+++ DATASET CONTENT

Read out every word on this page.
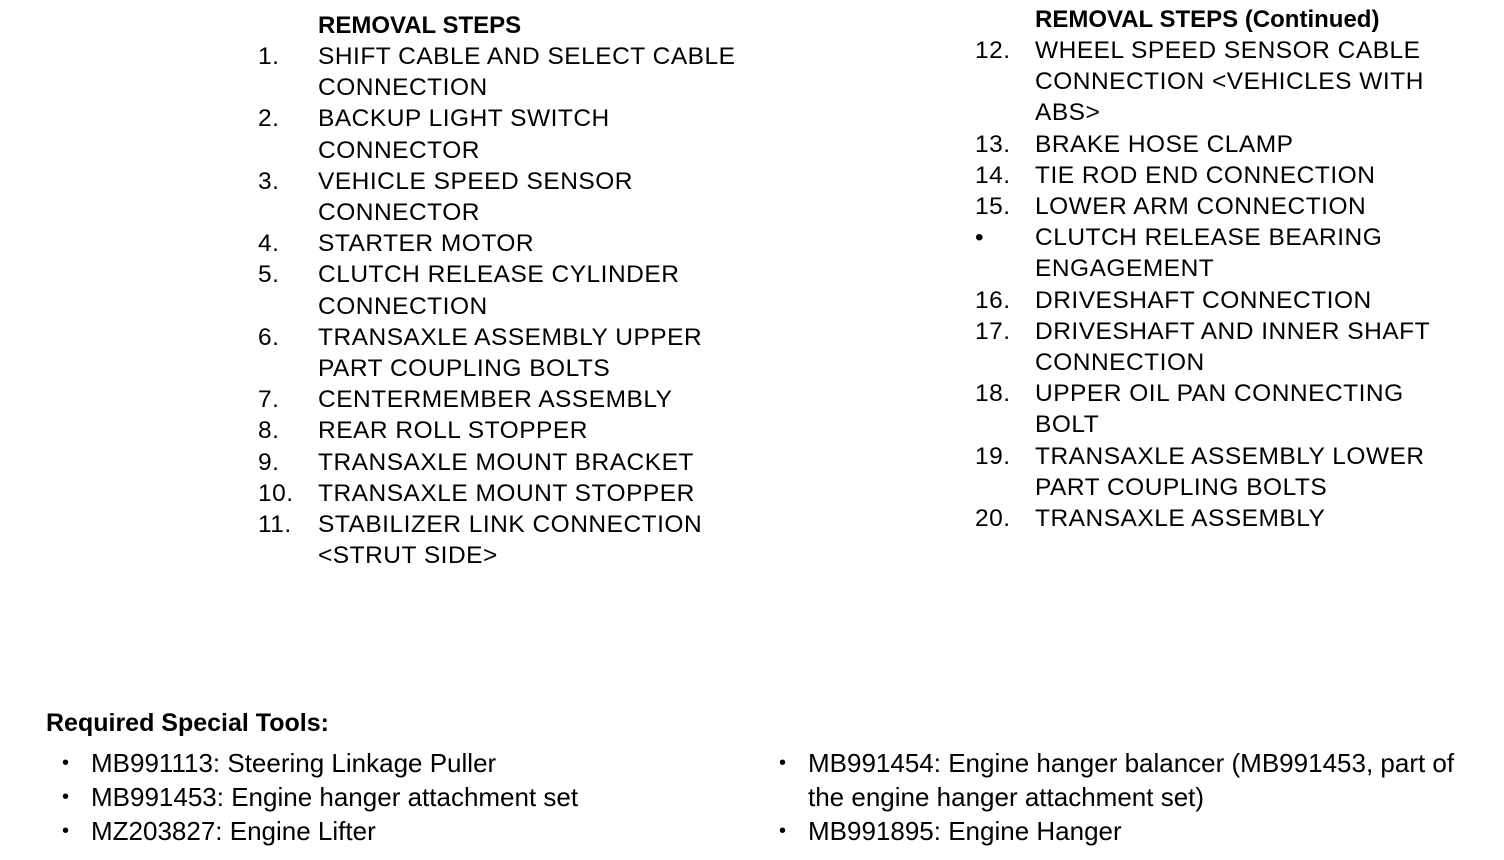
REMOVAL STEPS
1.	SHIFT CABLE AND SELECT CABLE CONNECTION
2.	BACKUP LIGHT SWITCH CONNECTOR
3.	VEHICLE SPEED SENSOR CONNECTOR
4.	STARTER MOTOR
5.	CLUTCH RELEASE CYLINDER CONNECTION
6.	TRANSAXLE ASSEMBLY UPPER PART COUPLING BOLTS
7.	CENTERMEMBER ASSEMBLY
8.	REAR ROLL STOPPER
9.	TRANSAXLE MOUNT BRACKET
10. TRANSAXLE MOUNT STOPPER
11.	STABILIZER LINK CONNECTION <STRUT SIDE>
REMOVAL STEPS (Continued)
12. WHEEL SPEED SENSOR CABLE CONNECTION <VEHICLES WITH ABS>
13. BRAKE HOSE CLAMP
14. TIE ROD END CONNECTION
15. LOWER ARM CONNECTION
•	CLUTCH RELEASE BEARING ENGAGEMENT
16. DRIVESHAFT CONNECTION
17. DRIVESHAFT AND INNER SHAFT CONNECTION
18. UPPER OIL PAN CONNECTING BOLT
19. TRANSAXLE ASSEMBLY LOWER PART COUPLING BOLTS
20. TRANSAXLE ASSEMBLY
Required Special Tools:
• MB991113: Steering Linkage Puller
• MB991453: Engine hanger attachment set
• MZ203827: Engine Lifter
• MB991454: Engine hanger balancer (MB991453, part of the engine hanger attachment set)
• MB991895: Engine Hanger
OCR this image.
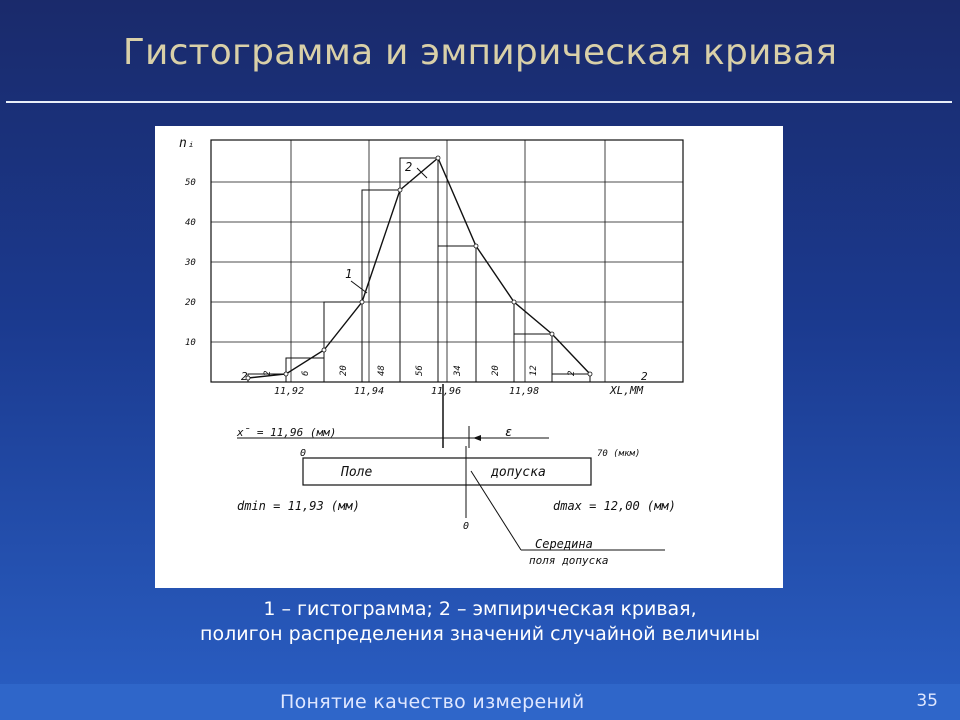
Гистограмма и эмпирическая кривая
10
20
30
40
50
2	6	20	48	56	34	20	12	2
11,92	11,94	11,96	11,98
2	2
nᵢ
XL,ММ
1
2
x̄ = 11,96 (мм)	ε
0	70 (мкм)
Поле	допуска
0
dmin = 11,93 (мм)	dmax = 12,00 (мм)
Середина
поля допуска
1 – гистограмма; 2 – эмпирическая кривая,
полигон распределения значений случайной величины
Понятие качество измерений	35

++++++

▶ **WRITTEN REQUEST**:
Each entry should be repeated exactly as it appears; the pictures stay out.

▶ **CORRECT OUTPUT**:
Read out every word on this page.
REMOVAL STEPS
1.	SHIFT CABLE AND SELECT CABLE CONNECTION
2.	BACKUP LIGHT SWITCH CONNECTOR
3.	VEHICLE SPEED SENSOR CONNECTOR
4.	STARTER MOTOR
5.	CLUTCH RELEASE CYLINDER CONNECTION
6.	TRANSAXLE ASSEMBLY UPPER PART COUPLING BOLTS
7.	CENTERMEMBER ASSEMBLY
8.	REAR ROLL STOPPER
9.	TRANSAXLE MOUNT BRACKET
10. TRANSAXLE MOUNT STOPPER
11.	STABILIZER LINK CONNECTION <STRUT SIDE>
REMOVAL STEPS (Continued)
12. WHEEL SPEED SENSOR CABLE CONNECTION <VEHICLES WITH ABS>
13. BRAKE HOSE CLAMP
14. TIE ROD END CONNECTION
15. LOWER ARM CONNECTION
•	CLUTCH RELEASE BEARING ENGAGEMENT
16. DRIVESHAFT CONNECTION
17. DRIVESHAFT AND INNER SHAFT CONNECTION
18. UPPER OIL PAN CONNECTING BOLT
19. TRANSAXLE ASSEMBLY LOWER PART COUPLING BOLTS
20. TRANSAXLE ASSEMBLY
Required Special Tools:
• MB991113: Steering Linkage Puller
• MB991453: Engine hanger attachment set
• MZ203827: Engine Lifter
• MB991454: Engine hanger balancer (MB991453, part of the engine hanger attachment set)
• MB991895: Engine Hanger
OCR this image.
Гистограмма и эмпирическая кривая
10
20
30
40
50
2	6	20	48	56	34	20	12	2
11,92	11,94	11,96	11,98
2	2
nᵢ
XL,ММ
1
2
x̄ = 11,96 (мм)	ε
0	70 (мкм)
Поле	допуска
0
dmin = 11,93 (мм)	dmax = 12,00 (мм)
Середина
поля допуска
1 – гистограмма; 2 – эмпирическая кривая,
полигон распределения значений случайной величины
Понятие качество измерений	35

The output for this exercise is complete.